DATA EXCERPTS:

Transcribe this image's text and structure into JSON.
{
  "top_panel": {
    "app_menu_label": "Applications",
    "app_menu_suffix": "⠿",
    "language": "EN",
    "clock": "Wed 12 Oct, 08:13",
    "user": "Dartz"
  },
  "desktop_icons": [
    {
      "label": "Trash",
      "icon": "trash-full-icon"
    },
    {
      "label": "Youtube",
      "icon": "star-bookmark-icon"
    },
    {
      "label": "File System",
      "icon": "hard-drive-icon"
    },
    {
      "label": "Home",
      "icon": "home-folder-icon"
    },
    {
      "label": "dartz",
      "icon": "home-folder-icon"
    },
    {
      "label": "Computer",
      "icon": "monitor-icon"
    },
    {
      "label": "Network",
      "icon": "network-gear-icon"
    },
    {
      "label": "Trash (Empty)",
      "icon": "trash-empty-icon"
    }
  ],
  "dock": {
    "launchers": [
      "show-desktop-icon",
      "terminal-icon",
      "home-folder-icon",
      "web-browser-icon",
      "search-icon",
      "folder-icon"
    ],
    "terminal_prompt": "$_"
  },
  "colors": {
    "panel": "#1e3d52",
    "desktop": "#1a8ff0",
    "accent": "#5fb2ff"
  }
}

TO DO: Write out the whole listing exactly.

COMPLETE RESPONSE:
Transcribe this image's text and structure into JSON.
{
  "top_panel": {
    "app_menu_label": "Applications",
    "app_menu_suffix": "⠿",
    "language": "EN",
    "clock": "Wed 12 Oct, 08:13",
    "user": "Dartz"
  },
  "desktop_icons": [
    {
      "label": "Trash",
      "icon": "trash-full-icon"
    },
    {
      "label": "Youtube",
      "icon": "star-bookmark-icon"
    },
    {
      "label": "File System",
      "icon": "hard-drive-icon"
    },
    {
      "label": "Home",
      "icon": "home-folder-icon"
    },
    {
      "label": "dartz",
      "icon": "home-folder-icon"
    },
    {
      "label": "Computer",
      "icon": "monitor-icon"
    },
    {
      "label": "Network",
      "icon": "network-gear-icon"
    },
    {
      "label": "Trash (Empty)",
      "icon": "trash-empty-icon"
    }
  ],
  "dock": {
    "launchers": [
      "show-desktop-icon",
      "terminal-icon",
      "home-folder-icon",
      "web-browser-icon",
      "search-icon",
      "folder-icon"
    ],
    "terminal_prompt": "$_"
  },
  "colors": {
    "panel": "#1e3d52",
    "desktop": "#1a8ff0",
    "accent": "#5fb2ff"
  }
}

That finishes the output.